**The task**
Give all of the lines again, with nothing added or dropped.

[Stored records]
============

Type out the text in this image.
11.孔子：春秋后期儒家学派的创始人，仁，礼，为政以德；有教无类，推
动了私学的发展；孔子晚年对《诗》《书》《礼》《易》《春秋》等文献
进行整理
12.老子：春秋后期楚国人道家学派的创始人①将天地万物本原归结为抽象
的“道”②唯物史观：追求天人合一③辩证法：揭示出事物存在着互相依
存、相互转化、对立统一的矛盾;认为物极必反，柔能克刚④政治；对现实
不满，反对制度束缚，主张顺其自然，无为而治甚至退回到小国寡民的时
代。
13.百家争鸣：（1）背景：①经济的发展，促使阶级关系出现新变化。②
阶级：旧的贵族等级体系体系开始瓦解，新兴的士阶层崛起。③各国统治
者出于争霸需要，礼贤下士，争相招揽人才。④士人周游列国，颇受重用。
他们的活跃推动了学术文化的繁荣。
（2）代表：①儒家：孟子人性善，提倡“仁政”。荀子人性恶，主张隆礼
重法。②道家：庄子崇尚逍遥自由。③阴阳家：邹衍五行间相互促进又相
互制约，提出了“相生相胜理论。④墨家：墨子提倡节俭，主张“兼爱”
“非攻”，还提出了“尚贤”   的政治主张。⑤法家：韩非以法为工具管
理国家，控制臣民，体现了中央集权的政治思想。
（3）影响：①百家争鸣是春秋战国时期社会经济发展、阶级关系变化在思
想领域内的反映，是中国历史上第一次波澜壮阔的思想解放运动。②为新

============

**Answer below**
Type out the text in this image.
11.孔子：春秋后期儒家学派的创始人，仁，礼，为政以德；有教无类，推
动了私学的发展；孔子晚年对《诗》《书》《礼》《易》《春秋》等文献
进行整理
12.老子：春秋后期楚国人道家学派的创始人①将天地万物本原归结为抽象
的“道”②唯物史观：追求天人合一③辩证法：揭示出事物存在着互相依
存、相互转化、对立统一的矛盾;认为物极必反，柔能克刚④政治；对现实
不满，反对制度束缚，主张顺其自然，无为而治甚至退回到小国寡民的时
代。
13.百家争鸣：（1）背景：①经济的发展，促使阶级关系出现新变化。②
阶级：旧的贵族等级体系体系开始瓦解，新兴的士阶层崛起。③各国统治
者出于争霸需要，礼贤下士，争相招揽人才。④士人周游列国，颇受重用。
他们的活跃推动了学术文化的繁荣。
（2）代表：①儒家：孟子人性善，提倡“仁政”。荀子人性恶，主张隆礼
重法。②道家：庄子崇尚逍遥自由。③阴阳家：邹衍五行间相互促进又相
互制约，提出了“相生相胜理论。④墨家：墨子提倡节俭，主张“兼爱”
“非攻”，还提出了“尚贤”   的政治主张。⑤法家：韩非以法为工具管
理国家，控制臣民，体现了中央集权的政治思想。
（3）影响：①百家争鸣是春秋战国时期社会经济发展、阶级关系变化在思
想领域内的反映，是中国历史上第一次波澜壮阔的思想解放运动。②为新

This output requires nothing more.